# WHAT YOU SHOULD DO
Count lines, not occurrences: give the number of lines holding the word "feature", and nothing besides.

# GIVEN RECORDS
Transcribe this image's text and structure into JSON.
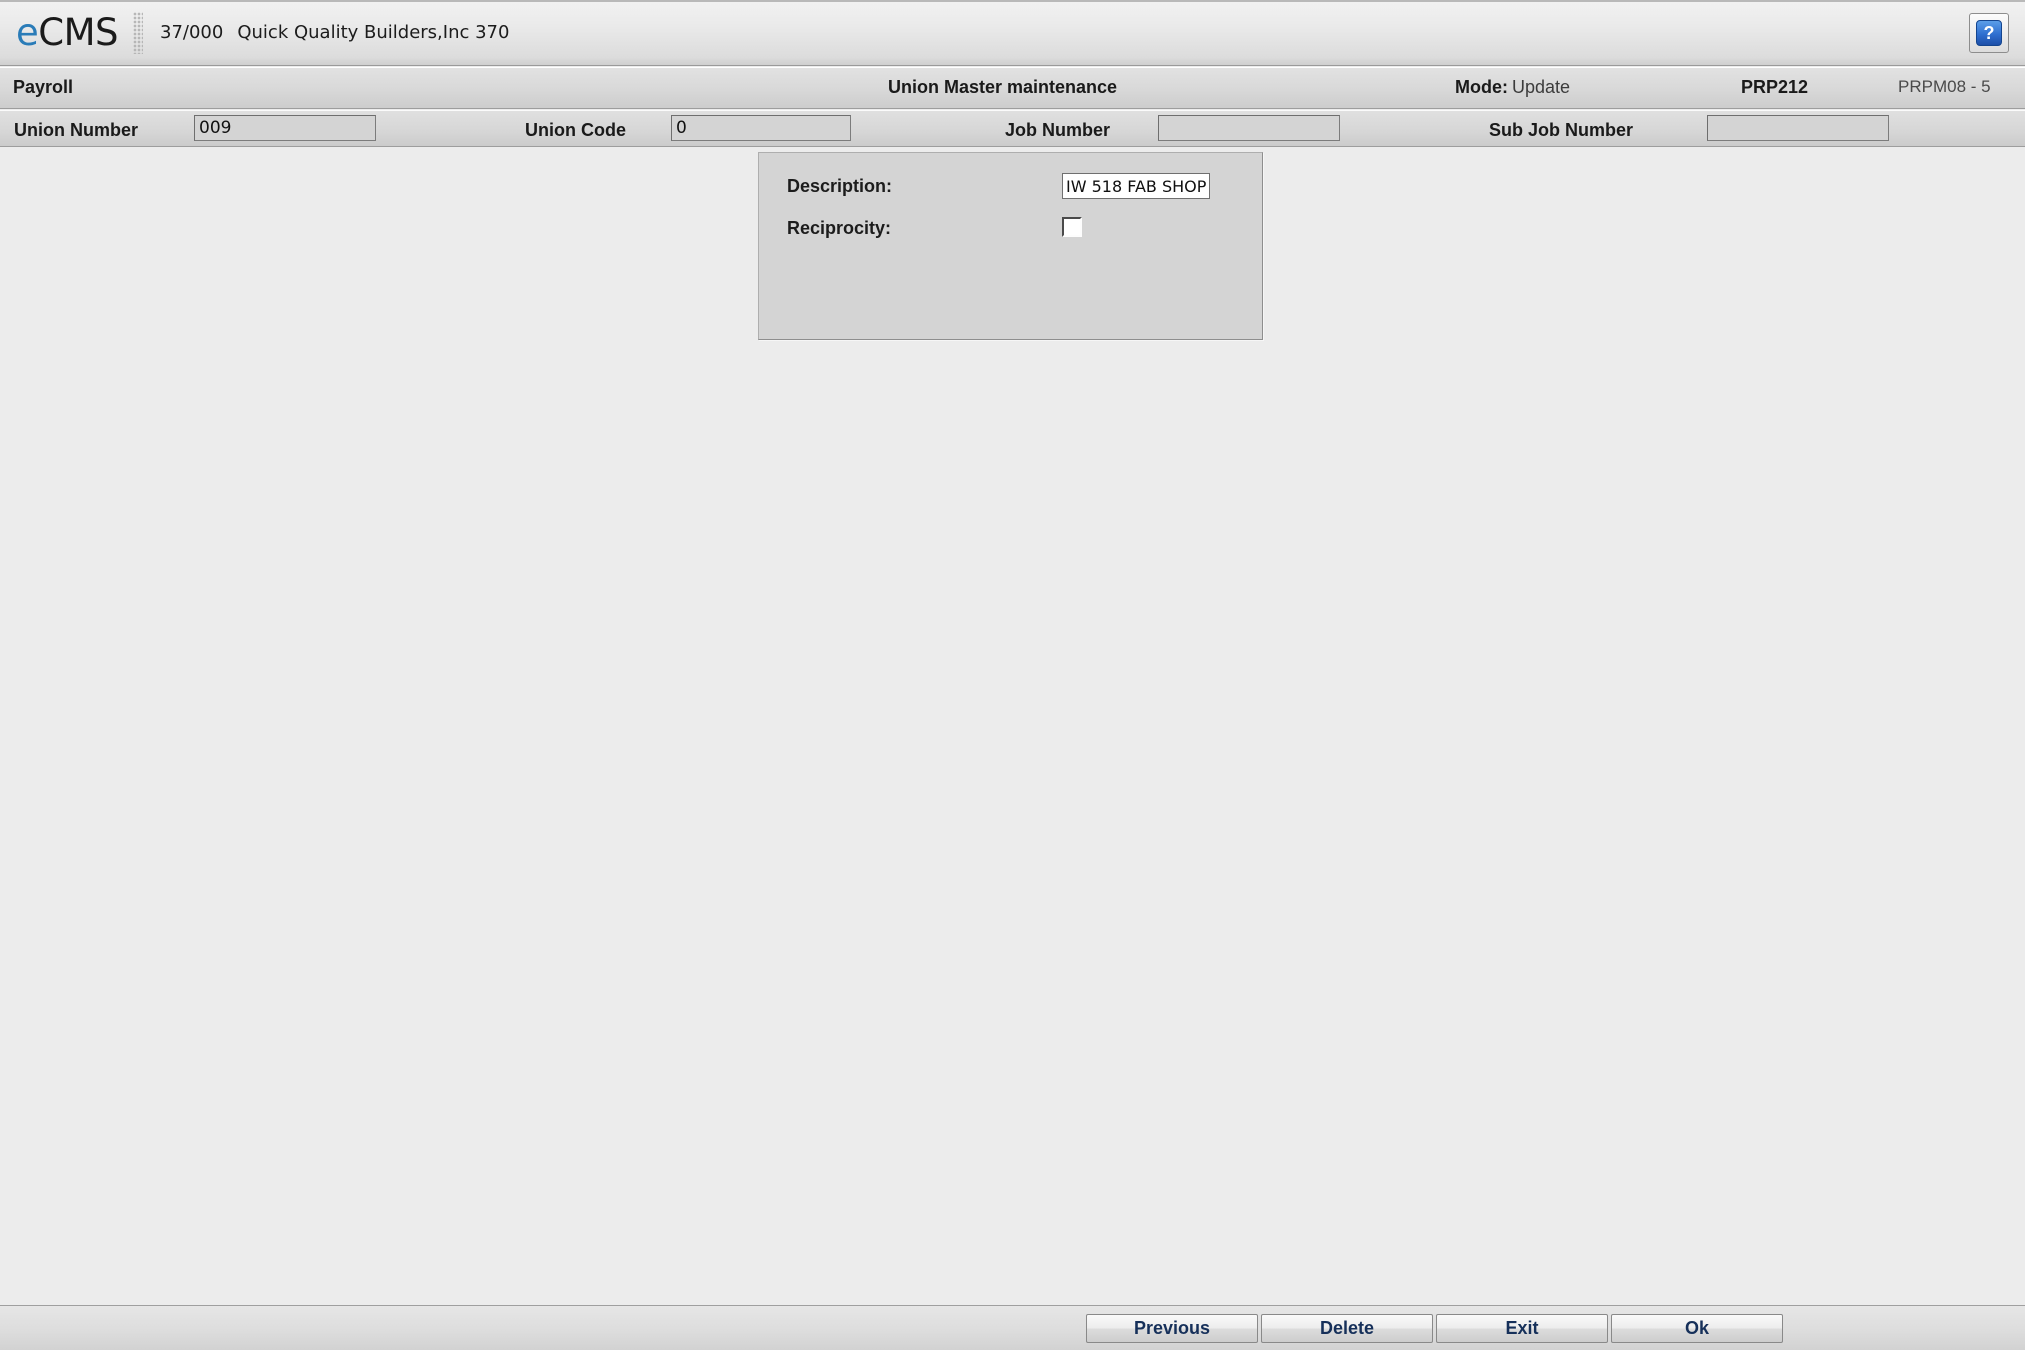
{
  "app": {
    "logo_e": "e",
    "logo_rest": "CMS",
    "company_number": "37/000",
    "company_name": "Quick Quality Builders,Inc 370",
    "help_glyph": "?",
    "accent_blue": "#2a7cb8",
    "help_button_blue": "#2f6fd0"
  },
  "module_bar": {
    "module_name": "Payroll",
    "screen_title": "Union Master maintenance",
    "mode_label": "Mode:",
    "mode_value": "Update",
    "program_id": "PRP212",
    "screen_id": "PRPM08 - 5"
  },
  "key_fields": [
    {
      "label": "Union Number",
      "value": "009"
    },
    {
      "label": "Union Code",
      "value": "0"
    },
    {
      "label": "Job Number",
      "value": ""
    },
    {
      "label": "Sub Job Number",
      "value": ""
    }
  ],
  "detail_panel": {
    "description": {
      "label": "Description:",
      "value": "IW 518 FAB SHOP"
    },
    "reciprocity": {
      "label": "Reciprocity:",
      "checked": false
    }
  },
  "actions": {
    "previous": "Previous",
    "delete": "Delete",
    "exit": "Exit",
    "ok": "Ok"
  }
}
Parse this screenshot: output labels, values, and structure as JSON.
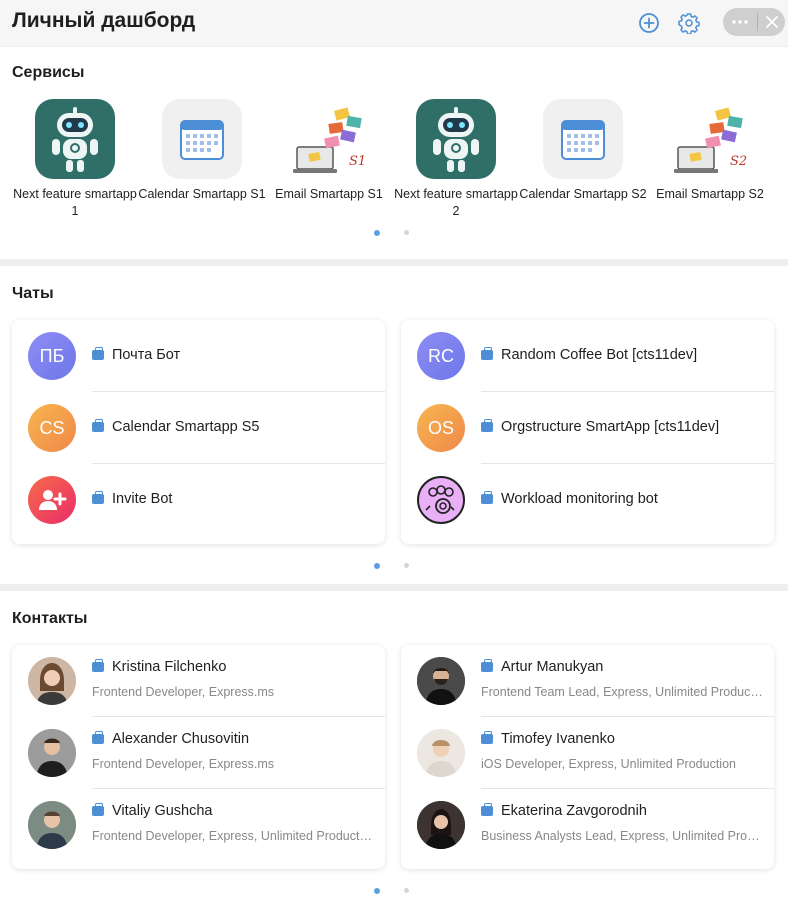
{
  "header": {
    "title": "Личный дашборд",
    "icons": [
      "add-circle-icon",
      "gear-icon",
      "more-icon",
      "close-icon"
    ]
  },
  "services": {
    "title": "Сервисы",
    "items": [
      {
        "label": "Next feature smartapp 1",
        "icon": "robot-icon"
      },
      {
        "label": "Calendar Smartapp S1",
        "icon": "calendar-icon"
      },
      {
        "label": "Email Smartapp S1",
        "icon": "email-icon",
        "badge": "S1"
      },
      {
        "label": "Next feature smartapp 2",
        "icon": "robot-icon"
      },
      {
        "label": "Calendar Smartapp S2",
        "icon": "calendar-icon"
      },
      {
        "label": "Email Smartapp S2",
        "icon": "email-icon",
        "badge": "S2"
      }
    ],
    "pager": {
      "pages": 2,
      "active": 1
    }
  },
  "chats": {
    "title": "Чаты",
    "left": [
      {
        "initials": "ПБ",
        "name": "Почта Бот",
        "color": "#7c7ff0"
      },
      {
        "initials": "CS",
        "name": "Calendar Smartapp S5",
        "color": "#f4a24a"
      },
      {
        "initials": "",
        "name": "Invite Bot",
        "color": "#f0435a",
        "icon": "add-user-icon"
      }
    ],
    "right": [
      {
        "initials": "RC",
        "name": "Random Coffee Bot [cts11dev]",
        "color": "#7c7ff0"
      },
      {
        "initials": "OS",
        "name": "Orgstructure SmartApp [cts11dev]",
        "color": "#f4a24a"
      },
      {
        "initials": "",
        "name": "Workload monitoring bot",
        "color": "#e9a6f5",
        "icon": "team-icon"
      }
    ],
    "pager": {
      "pages": 2,
      "active": 1
    }
  },
  "contacts": {
    "title": "Контакты",
    "left": [
      {
        "name": "Kristina Filchenko",
        "role": "Frontend Developer, Express.ms"
      },
      {
        "name": "Alexander Chusovitin",
        "role": "Frontend Developer, Express.ms"
      },
      {
        "name": "Vitaliy Gushcha",
        "role": "Frontend Developer, Express, Unlimited Production"
      }
    ],
    "right": [
      {
        "name": "Artur Manukyan",
        "role": "Frontend Team Lead, Express, Unlimited Production"
      },
      {
        "name": "Timofey Ivanenko",
        "role": "iOS Developer, Express, Unlimited Production"
      },
      {
        "name": "Ekaterina Zavgorodnih",
        "role": "Business Analysts Lead, Express, Unlimited Production"
      }
    ],
    "pager": {
      "pages": 2,
      "active": 1
    }
  },
  "colors": {
    "accent": "#4c8fd6",
    "robot_bg": "#2f6f68"
  }
}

# TASK RESULT
2